Assigned task = Please retype the passage on work with families from the words "27 June 2008" through the words "its historical evolution.".

27 June 2008
NO 1314
Work with families
To understand best how current child-care practice with children's families has evolved into its present form, it is useful to examine its historical evolution.
Families and child-care workers were once excluded from active participation in residential child treatment, an interesting and paradoxical phenomenon, given that both child-care workers and parents are those who traditionally spend the most time directly with children. Given the then-prevailing theories, however, it is easy to understand why. The most prominent theoretical models of human development for a major part of this century conveyed the notion that parents are specifically and directly the cause of the mental health and developmental outcomes of their children. This notion has been effectively termed "the family etiology hypothesis" (Whittaker 1979), or, less formally, "blame and shame" (De Salvatore and Rosenman 1986).
The result of translating this thinking into
residential treatment was the casual removal of children from the
noxious influence of their families so that they could thus be
rehabilitated by benign caregivers and an authoritative clinical staff.

Dataset =

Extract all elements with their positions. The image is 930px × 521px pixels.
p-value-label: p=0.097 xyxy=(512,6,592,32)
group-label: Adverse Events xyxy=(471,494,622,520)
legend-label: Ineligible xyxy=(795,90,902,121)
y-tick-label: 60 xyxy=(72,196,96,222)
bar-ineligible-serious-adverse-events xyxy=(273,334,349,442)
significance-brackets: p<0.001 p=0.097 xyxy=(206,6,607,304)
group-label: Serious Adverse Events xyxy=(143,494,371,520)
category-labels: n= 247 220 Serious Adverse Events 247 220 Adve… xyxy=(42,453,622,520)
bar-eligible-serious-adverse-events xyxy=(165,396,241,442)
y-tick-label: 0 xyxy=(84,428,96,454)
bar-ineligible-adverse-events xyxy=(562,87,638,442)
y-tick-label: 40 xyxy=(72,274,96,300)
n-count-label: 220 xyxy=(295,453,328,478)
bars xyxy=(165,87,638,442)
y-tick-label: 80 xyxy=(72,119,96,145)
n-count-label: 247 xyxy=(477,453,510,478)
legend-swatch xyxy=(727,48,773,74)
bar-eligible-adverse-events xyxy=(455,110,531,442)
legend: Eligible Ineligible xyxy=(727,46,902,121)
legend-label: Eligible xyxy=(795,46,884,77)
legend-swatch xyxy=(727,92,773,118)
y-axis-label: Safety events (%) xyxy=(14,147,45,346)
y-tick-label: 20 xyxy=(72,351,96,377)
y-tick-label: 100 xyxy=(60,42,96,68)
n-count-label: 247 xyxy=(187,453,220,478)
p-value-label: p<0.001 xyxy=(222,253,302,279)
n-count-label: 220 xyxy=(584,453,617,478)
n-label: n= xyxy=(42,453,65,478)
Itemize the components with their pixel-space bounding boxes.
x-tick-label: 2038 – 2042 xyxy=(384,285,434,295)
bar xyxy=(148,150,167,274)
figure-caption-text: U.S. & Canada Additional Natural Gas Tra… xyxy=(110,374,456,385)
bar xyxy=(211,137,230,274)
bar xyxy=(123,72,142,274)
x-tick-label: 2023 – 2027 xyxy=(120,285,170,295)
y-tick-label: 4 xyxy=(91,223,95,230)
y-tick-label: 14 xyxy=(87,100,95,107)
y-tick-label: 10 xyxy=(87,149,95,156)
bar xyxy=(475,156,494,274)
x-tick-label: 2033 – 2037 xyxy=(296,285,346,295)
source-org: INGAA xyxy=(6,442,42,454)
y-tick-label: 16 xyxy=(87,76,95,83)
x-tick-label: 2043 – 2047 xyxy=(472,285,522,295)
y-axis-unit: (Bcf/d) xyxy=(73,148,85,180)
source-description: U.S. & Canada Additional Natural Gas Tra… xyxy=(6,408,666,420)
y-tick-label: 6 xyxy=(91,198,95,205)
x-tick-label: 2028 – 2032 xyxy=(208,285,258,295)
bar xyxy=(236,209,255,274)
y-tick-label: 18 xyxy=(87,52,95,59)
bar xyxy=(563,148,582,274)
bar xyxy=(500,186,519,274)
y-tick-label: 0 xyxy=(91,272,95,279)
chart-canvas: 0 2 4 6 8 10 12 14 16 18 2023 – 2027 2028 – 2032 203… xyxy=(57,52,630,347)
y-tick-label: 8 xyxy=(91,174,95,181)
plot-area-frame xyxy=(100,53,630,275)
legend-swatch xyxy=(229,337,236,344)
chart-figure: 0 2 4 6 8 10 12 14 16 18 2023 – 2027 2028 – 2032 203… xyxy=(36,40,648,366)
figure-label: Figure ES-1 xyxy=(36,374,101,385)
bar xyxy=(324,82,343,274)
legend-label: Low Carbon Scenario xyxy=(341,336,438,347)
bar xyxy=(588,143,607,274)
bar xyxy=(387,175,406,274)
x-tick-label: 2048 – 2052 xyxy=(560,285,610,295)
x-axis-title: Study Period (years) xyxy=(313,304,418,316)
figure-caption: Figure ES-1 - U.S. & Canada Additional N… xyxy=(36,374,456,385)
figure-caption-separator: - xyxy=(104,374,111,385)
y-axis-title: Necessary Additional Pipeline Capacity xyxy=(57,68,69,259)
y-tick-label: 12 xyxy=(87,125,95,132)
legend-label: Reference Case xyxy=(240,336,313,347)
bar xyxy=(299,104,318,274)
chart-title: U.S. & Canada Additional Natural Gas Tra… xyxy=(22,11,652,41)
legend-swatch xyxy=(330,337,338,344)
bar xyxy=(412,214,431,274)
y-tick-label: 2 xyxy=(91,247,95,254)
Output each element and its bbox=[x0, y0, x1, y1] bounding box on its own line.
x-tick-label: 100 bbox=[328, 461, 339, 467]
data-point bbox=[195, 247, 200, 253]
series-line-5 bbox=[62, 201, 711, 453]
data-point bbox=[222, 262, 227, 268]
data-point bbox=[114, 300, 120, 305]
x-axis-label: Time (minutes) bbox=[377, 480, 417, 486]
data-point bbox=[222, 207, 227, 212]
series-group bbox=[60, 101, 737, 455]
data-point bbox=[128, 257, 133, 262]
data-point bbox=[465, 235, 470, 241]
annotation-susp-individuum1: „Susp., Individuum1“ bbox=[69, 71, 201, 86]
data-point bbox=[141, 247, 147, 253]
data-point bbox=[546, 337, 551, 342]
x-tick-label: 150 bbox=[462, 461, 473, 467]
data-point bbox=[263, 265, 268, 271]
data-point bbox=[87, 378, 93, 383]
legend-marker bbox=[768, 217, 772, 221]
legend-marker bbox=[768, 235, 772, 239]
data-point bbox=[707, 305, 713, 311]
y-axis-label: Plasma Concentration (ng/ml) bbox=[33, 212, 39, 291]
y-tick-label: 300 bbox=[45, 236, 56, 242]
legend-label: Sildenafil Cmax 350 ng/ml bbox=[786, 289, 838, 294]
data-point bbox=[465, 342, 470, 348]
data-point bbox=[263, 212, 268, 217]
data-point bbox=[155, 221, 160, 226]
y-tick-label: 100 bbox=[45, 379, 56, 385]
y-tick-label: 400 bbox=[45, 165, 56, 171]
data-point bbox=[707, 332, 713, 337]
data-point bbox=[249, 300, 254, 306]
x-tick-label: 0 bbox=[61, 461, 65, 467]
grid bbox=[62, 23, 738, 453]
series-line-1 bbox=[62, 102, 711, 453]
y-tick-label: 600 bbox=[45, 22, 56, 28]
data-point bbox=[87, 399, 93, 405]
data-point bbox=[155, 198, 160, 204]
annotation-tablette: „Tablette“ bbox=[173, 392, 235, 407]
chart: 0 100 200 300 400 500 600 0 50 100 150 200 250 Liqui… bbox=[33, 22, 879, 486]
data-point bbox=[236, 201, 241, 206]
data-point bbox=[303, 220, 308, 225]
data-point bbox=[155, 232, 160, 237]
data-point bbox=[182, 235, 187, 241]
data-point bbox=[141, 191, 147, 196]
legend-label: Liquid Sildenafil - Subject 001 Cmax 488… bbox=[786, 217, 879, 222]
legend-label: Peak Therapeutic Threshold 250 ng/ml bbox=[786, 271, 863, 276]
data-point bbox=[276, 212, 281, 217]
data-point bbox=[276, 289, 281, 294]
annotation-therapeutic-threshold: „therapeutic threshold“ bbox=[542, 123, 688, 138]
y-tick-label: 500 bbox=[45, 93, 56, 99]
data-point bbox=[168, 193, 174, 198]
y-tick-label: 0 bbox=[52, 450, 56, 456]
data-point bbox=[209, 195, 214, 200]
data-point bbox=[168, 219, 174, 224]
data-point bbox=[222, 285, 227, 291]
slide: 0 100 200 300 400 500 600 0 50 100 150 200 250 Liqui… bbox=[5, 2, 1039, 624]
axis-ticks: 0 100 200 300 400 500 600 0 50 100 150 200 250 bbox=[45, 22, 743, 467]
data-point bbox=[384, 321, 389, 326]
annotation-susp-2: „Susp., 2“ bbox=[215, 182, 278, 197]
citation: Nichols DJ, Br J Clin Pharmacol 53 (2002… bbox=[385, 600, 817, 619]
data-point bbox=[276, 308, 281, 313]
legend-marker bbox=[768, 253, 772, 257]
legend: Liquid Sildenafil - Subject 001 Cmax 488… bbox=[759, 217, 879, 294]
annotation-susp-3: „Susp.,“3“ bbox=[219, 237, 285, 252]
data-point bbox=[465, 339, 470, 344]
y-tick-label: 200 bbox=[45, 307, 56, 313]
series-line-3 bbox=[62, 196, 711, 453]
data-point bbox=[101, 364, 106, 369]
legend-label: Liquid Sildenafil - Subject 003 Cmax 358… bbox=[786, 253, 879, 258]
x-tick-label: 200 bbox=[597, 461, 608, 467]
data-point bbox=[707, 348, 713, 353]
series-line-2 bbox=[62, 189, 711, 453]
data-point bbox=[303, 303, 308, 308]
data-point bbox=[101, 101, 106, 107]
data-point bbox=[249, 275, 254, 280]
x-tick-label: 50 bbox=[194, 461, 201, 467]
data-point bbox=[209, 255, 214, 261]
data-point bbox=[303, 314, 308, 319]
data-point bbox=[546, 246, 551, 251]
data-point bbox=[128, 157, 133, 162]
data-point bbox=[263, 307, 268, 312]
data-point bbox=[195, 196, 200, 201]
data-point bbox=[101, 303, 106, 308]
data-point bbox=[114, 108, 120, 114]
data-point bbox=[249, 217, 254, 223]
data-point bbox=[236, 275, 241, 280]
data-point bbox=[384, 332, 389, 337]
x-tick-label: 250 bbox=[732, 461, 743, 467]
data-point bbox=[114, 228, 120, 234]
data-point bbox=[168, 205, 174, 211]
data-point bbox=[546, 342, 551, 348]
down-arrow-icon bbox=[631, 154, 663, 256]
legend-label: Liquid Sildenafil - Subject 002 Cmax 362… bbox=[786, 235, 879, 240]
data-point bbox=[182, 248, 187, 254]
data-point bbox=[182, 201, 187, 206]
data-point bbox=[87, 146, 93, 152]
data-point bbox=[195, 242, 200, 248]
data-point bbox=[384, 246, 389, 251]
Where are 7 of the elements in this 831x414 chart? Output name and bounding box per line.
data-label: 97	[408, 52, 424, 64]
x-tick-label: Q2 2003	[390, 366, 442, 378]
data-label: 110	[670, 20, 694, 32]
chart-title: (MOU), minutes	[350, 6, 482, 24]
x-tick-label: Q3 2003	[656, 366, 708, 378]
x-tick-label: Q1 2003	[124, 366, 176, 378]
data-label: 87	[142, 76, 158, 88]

Written solution =
27 June 2008
NO 1314
Work with families
To understand best how current child-care practice with children's families has evolved into its present form, it is useful to examine its historical evolution.